### Your task
Format every line of the material below as a JSON list of strings, one string per line, leaving out blank lines.

Annotated element listings

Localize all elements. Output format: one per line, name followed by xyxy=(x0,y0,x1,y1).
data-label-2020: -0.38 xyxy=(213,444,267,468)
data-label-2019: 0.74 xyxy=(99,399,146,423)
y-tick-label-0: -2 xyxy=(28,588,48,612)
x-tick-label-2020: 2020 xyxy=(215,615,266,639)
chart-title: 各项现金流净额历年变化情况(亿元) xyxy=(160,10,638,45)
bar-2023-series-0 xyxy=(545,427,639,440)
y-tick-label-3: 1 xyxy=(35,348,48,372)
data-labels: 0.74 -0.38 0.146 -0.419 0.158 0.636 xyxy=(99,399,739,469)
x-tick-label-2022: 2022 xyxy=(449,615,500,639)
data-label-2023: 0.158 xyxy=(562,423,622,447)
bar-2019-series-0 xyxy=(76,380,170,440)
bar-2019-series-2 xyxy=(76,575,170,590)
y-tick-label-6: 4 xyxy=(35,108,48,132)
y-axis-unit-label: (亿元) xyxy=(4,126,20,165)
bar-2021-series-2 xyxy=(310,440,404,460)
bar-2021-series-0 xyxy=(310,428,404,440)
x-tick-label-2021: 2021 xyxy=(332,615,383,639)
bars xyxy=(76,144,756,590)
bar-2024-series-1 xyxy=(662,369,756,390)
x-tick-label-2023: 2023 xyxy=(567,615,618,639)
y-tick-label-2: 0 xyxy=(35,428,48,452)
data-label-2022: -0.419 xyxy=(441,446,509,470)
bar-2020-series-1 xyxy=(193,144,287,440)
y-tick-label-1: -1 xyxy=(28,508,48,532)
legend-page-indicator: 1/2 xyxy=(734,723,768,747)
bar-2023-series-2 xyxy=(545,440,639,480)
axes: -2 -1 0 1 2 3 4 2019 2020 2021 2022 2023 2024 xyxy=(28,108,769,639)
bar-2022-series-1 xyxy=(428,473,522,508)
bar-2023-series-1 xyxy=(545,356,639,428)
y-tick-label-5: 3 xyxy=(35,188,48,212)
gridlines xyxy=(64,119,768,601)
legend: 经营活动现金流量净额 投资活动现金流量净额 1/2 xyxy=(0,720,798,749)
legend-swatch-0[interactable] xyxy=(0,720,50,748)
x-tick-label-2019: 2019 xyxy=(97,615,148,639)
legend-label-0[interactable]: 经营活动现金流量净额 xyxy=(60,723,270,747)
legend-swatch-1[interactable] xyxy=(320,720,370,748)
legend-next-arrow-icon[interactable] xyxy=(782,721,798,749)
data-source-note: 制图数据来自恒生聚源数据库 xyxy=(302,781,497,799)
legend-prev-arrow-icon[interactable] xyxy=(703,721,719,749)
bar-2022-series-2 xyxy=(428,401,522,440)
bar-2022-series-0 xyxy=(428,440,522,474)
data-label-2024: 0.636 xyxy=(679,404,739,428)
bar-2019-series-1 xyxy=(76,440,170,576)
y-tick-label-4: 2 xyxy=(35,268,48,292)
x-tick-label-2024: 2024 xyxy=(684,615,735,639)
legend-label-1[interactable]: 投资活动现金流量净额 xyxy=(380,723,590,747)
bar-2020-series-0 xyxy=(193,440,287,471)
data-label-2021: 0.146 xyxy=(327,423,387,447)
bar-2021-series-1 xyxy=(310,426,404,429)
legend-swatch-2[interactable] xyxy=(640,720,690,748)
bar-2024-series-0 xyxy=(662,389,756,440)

### The reply
[
  "Localize all elements. Output format: one per line, name followed by xyxy=(x0,y0,x1,y1).",
  "data-label-2020: -0.38 xyxy=(213,444,267,468)",
  "data-label-2019: 0.74 xyxy=(99,399,146,423)",
  "y-tick-label-0: -2 xyxy=(28,588,48,612)",
  "x-tick-label-2020: 2020 xyxy=(215,615,266,639)",
  "chart-title: 各项现金流净额历年变化情况(亿元) xyxy=(160,10,638,45)",
  "bar-2023-series-0 xyxy=(545,427,639,440)",
  "y-tick-label-3: 1 xyxy=(35,348,48,372)",
  "data-labels: 0.74 -0.38 0.146 -0.419 0.158 0.636 xyxy=(99,399,739,469)",
  "x-tick-label-2022: 2022 xyxy=(449,615,500,639)",
  "data-label-2023: 0.158 xyxy=(562,423,622,447)",
  "bar-2019-series-0 xyxy=(76,380,170,440)",
  "bar-2019-series-2 xyxy=(76,575,170,590)",
  "y-tick-label-6: 4 xyxy=(35,108,48,132)",
  "y-axis-unit-label: (亿元) xyxy=(4,126,20,165)",
  "bar-2021-series-2 xyxy=(310,440,404,460)",
  "bar-2021-series-0 xyxy=(310,428,404,440)",
  "x-tick-label-2021: 2021 xyxy=(332,615,383,639)",
  "bars xyxy=(76,144,756,590)",
  "bar-2024-series-1 xyxy=(662,369,756,390)",
  "x-tick-label-2023: 2023 xyxy=(567,615,618,639)",
  "y-tick-label-2: 0 xyxy=(35,428,48,452)",
  "data-label-2022: -0.419 xyxy=(441,446,509,470)",
  "bar-2020-series-1 xyxy=(193,144,287,440)",
  "y-tick-label-1: -1 xyxy=(28,508,48,532)",
  "legend-page-indicator: 1/2 xyxy=(734,723,768,747)",
  "bar-2023-series-2 xyxy=(545,440,639,480)",
  "axes: -2 -1 0 1 2 3 4 2019 2020 2021 2022 2023 2024 xyxy=(28,108,769,639)",
  "bar-2022-series-1 xyxy=(428,473,522,508)",
  "bar-2023-series-1 xyxy=(545,356,639,428)",
  "y-tick-label-5: 3 xyxy=(35,188,48,212)",
  "gridlines xyxy=(64,119,768,601)",
  "legend: 经营活动现金流量净额 投资活动现金流量净额 1/2 xyxy=(0,720,798,749)",
  "legend-swatch-0[interactable] xyxy=(0,720,50,748)",
  "x-tick-label-2019: 2019 xyxy=(97,615,148,639)",
  "legend-label-0[interactable]: 经营活动现金流量净额 xyxy=(60,723,270,747)",
  "legend-swatch-1[interactable] xyxy=(320,720,370,748)",
  "legend-next-arrow-icon[interactable] xyxy=(782,721,798,749)",
  "data-source-note: 制图数据来自恒生聚源数据库 xyxy=(302,781,497,799)",
  "legend-prev-arrow-icon[interactable] xyxy=(703,721,719,749)",
  "bar-2022-series-2 xyxy=(428,401,522,440)",
  "bar-2022-series-0 xyxy=(428,440,522,474)",
  "data-label-2024: 0.636 xyxy=(679,404,739,428)",
  "bar-2019-series-1 xyxy=(76,440,170,576)",
  "y-tick-label-4: 2 xyxy=(35,268,48,292)",
  "x-tick-label-2024: 2024 xyxy=(684,615,735,639)",
  "legend-label-1[interactable]: 投资活动现金流量净额 xyxy=(380,723,590,747)",
  "bar-2020-series-0 xyxy=(193,440,287,471)",
  "data-label-2021: 0.146 xyxy=(327,423,387,447)",
  "bar-2021-series-1 xyxy=(310,426,404,429)",
  "legend-swatch-2[interactable] xyxy=(640,720,690,748)",
  "bar-2024-series-0 xyxy=(662,389,756,440)"
]